===== Given records =====

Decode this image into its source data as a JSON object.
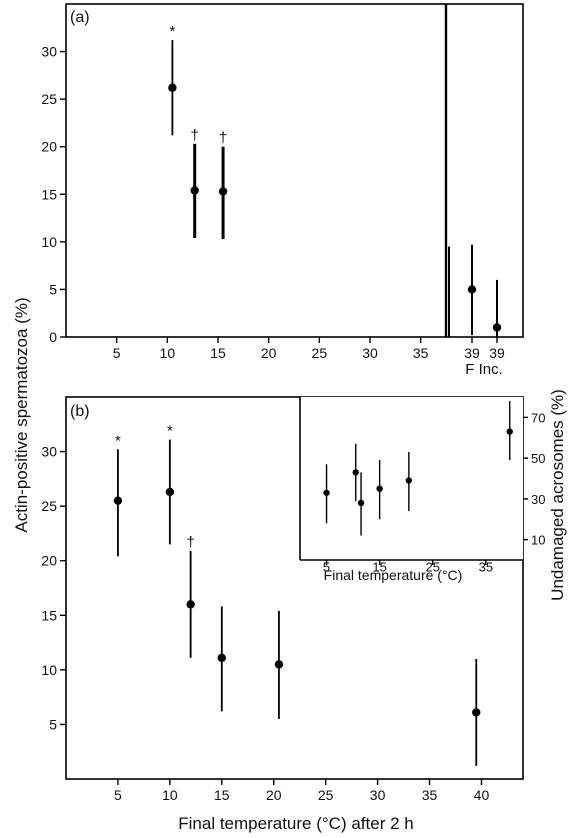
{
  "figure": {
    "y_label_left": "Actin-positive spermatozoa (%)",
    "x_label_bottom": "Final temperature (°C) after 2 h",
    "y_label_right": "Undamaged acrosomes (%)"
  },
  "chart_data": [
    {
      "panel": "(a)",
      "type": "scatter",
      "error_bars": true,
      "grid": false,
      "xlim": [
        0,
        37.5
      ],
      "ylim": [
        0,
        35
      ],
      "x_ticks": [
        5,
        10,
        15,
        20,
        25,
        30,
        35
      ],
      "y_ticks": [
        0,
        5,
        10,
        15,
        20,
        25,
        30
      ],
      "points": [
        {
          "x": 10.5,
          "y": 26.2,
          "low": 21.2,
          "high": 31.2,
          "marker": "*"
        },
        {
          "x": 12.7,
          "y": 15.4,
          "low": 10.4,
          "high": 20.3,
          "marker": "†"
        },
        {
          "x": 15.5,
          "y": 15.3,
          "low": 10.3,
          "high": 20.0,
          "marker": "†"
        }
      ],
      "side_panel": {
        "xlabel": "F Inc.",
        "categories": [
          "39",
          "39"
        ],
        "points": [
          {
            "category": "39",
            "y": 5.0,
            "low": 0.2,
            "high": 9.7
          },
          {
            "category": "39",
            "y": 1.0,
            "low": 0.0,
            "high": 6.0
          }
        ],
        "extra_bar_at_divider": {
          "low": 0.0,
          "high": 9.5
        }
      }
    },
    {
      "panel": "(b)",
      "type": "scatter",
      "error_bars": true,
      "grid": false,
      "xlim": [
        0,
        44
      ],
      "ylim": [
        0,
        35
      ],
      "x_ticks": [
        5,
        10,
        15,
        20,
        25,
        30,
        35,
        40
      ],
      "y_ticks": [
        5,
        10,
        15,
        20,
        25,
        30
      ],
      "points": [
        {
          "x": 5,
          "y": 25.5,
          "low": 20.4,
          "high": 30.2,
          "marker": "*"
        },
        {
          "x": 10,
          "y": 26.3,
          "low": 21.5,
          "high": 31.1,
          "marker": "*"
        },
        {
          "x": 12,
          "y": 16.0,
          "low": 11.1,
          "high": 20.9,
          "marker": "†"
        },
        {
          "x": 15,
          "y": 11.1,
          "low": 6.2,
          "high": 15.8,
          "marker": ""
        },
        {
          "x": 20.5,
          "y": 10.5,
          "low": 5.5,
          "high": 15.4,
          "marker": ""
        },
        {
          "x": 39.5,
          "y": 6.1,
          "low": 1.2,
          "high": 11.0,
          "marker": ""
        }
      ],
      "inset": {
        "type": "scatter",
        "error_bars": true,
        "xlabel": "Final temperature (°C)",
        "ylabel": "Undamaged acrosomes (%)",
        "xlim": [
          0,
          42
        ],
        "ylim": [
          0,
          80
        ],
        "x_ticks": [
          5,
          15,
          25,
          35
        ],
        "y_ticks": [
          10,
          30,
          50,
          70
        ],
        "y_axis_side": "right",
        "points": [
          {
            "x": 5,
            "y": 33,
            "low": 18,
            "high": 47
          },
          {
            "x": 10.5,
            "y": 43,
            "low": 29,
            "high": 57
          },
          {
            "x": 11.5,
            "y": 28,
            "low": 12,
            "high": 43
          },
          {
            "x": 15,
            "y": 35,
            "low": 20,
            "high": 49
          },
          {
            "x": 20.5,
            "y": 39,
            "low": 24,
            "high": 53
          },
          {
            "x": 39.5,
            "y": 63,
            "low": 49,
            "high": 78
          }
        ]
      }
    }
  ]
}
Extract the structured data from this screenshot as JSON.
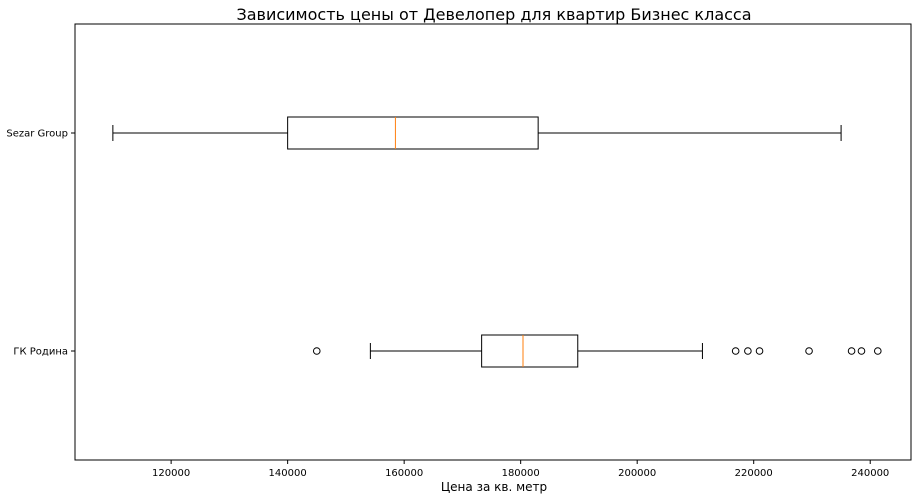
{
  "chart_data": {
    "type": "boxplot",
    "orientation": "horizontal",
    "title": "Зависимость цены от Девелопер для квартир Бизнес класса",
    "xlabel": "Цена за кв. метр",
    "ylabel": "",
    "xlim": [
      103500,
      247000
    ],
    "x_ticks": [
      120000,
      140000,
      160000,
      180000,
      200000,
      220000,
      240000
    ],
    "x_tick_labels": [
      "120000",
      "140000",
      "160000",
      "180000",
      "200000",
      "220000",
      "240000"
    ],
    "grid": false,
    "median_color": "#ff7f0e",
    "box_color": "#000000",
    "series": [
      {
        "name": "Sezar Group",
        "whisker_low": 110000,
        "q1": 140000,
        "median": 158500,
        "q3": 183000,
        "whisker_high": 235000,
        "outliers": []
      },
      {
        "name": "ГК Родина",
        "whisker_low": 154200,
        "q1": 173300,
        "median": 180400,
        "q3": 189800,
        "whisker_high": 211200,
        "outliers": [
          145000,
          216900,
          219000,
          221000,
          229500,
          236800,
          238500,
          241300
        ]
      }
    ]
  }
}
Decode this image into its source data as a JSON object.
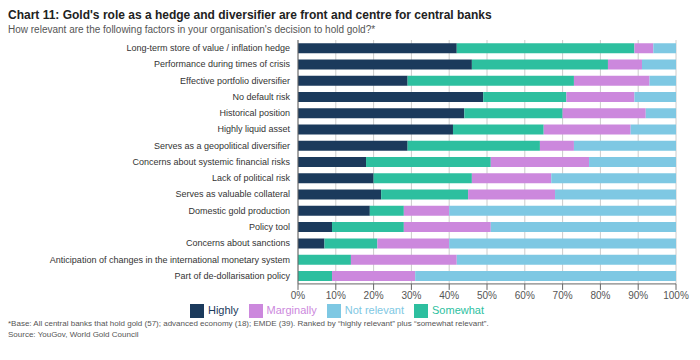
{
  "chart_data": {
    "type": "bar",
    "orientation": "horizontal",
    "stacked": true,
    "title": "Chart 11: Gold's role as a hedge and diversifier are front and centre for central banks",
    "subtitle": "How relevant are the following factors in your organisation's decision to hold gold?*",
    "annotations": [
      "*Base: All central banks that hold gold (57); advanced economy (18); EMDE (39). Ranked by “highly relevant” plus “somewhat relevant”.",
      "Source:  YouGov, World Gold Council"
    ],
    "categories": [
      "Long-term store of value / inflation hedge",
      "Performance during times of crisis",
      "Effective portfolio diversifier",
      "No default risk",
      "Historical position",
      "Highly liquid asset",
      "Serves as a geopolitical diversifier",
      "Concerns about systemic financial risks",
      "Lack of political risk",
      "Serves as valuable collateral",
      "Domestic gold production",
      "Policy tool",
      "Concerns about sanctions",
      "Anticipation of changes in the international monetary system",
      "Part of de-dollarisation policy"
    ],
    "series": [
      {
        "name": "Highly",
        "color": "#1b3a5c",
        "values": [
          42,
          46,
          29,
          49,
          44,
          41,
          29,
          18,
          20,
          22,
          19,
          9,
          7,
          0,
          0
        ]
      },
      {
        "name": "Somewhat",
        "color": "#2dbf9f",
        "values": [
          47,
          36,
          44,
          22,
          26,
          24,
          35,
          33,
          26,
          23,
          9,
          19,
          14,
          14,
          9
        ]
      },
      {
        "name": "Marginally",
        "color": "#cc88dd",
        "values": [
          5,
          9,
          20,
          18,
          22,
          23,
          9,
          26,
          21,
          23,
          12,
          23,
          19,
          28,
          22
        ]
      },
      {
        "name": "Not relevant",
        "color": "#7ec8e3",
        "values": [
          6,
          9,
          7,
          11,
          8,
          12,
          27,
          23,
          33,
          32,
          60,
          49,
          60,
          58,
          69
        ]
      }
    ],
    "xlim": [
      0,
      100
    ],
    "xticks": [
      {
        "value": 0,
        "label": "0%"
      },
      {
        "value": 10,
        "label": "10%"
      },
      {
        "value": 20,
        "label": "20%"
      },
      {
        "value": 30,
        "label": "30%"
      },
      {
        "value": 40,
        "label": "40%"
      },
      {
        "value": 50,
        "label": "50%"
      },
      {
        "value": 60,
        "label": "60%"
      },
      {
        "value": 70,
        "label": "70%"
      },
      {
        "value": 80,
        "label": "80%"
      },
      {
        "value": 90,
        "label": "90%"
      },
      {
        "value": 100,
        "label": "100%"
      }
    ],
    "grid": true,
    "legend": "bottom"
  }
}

=====

Gather up every line from the listing above in which the word "Serves" occurs.

Task answer
      "Serves as a geopolitical diversifier",
      "Serves as valuable collateral",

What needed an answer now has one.